Literature DB >> 29983524

Trends and Outcomes of Emergency Pediatric Surgical Admissions from a Tertiary Hospital in Ethiopia.

Temesgen Firomsa1, Muluwork Teferra2, Amezene Tadesse3.   

Abstract

BACKGROUND: Pediatric surgical emergency condition is a broad spectrum of surgical pathologies/disorders occurring in pediatric age group requiring proper emergency surgical care as the only option of management to salvage life, avoid/minimize disability or palliation. The objective of this study is to analyze the pattern and outcome of pediatric surgical emergencies managed at Tikur Anbesa Hospital and the factors associated with outcome.
METHODS: Retrospective analysis of medical records of patients was conducted to assess the pattern, outcome and factors associated with outcome of pediatric surgical emergencies admitted and managed at Tikur Anbesa Specialized Hospital, from January 1, 2015 to December 31, 2015. Data was checked for completeness and entered into SPSS version 20 for statistical analysis.
•••
→ **What this exercise asks**
[1] Please return the passage of the abstract that begins at the words "Literature DB >>" and stops after "Teferra2, Amezene Tadesse3.", copied exactly.
[2] According to the abstract, which software and version were used for the statistical analysis?
[3] Name every author listed in the abstract.
•••
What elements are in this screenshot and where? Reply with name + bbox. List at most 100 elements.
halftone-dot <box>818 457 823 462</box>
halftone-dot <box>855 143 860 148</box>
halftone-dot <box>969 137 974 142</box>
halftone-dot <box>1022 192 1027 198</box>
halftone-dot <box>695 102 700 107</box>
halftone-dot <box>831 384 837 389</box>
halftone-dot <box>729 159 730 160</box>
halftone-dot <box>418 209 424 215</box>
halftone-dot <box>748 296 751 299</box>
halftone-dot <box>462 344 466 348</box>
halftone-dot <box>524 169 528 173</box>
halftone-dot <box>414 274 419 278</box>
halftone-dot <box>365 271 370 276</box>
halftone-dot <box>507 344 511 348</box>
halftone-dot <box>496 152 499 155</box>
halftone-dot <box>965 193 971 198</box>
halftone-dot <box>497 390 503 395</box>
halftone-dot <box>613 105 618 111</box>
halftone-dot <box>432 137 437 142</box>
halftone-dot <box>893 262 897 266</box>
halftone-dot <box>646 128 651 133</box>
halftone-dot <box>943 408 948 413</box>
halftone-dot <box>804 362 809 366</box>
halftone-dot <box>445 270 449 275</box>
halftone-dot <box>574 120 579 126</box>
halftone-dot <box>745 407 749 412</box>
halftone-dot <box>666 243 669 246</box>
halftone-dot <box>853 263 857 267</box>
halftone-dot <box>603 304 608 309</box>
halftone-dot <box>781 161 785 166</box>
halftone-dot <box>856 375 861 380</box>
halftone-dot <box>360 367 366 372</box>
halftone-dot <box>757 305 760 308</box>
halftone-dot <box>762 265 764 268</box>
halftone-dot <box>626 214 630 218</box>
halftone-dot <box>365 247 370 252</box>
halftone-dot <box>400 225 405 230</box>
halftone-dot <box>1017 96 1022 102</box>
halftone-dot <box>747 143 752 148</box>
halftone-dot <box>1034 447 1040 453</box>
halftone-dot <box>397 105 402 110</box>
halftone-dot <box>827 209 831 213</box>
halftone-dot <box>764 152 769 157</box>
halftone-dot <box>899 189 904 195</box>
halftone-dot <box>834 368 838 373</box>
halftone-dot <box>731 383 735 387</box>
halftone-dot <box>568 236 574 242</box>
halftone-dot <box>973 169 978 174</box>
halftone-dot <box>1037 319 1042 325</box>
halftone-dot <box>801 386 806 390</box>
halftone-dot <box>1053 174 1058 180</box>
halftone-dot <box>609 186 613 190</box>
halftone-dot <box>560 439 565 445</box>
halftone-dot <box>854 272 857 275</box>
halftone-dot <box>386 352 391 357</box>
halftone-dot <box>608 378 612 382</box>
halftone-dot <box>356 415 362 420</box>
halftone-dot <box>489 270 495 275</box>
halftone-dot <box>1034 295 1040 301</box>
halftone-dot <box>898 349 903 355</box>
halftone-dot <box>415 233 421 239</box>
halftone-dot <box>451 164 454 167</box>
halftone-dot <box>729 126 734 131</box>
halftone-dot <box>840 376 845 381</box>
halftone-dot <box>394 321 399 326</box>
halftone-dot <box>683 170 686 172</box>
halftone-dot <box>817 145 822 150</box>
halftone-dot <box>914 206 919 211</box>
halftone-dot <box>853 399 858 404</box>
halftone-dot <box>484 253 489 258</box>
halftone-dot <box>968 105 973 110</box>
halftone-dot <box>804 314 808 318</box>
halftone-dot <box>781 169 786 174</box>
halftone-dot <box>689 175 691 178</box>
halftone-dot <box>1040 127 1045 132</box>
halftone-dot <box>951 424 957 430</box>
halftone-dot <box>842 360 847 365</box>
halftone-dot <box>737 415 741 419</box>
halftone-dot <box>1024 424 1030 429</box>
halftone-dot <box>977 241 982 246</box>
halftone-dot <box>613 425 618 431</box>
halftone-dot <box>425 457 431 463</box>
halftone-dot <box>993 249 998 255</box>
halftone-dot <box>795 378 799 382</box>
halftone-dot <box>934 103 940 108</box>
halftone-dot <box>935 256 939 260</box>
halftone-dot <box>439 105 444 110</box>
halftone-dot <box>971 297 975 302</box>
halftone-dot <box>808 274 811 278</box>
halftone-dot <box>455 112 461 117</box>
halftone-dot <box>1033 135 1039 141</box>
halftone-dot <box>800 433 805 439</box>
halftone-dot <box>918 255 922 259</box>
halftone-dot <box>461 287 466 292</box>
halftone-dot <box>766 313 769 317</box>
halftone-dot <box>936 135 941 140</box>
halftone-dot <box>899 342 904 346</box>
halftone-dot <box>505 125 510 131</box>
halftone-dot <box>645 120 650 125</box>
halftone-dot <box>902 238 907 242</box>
•••
→ **Answers to the problems**
[1]
Literature DB >> 29983524

Trends and Outcomes of Emergency Pediatric Surgical Admissions from a Tertiary Hospital in Ethiopia.

Temesgen Firomsa1, Muluwork Teferra2, Amezene Tadesse3.

[2] SPSS version 20.

[3] Temesgen Firomsa, Muluwork Teferra, Amezene Tadesse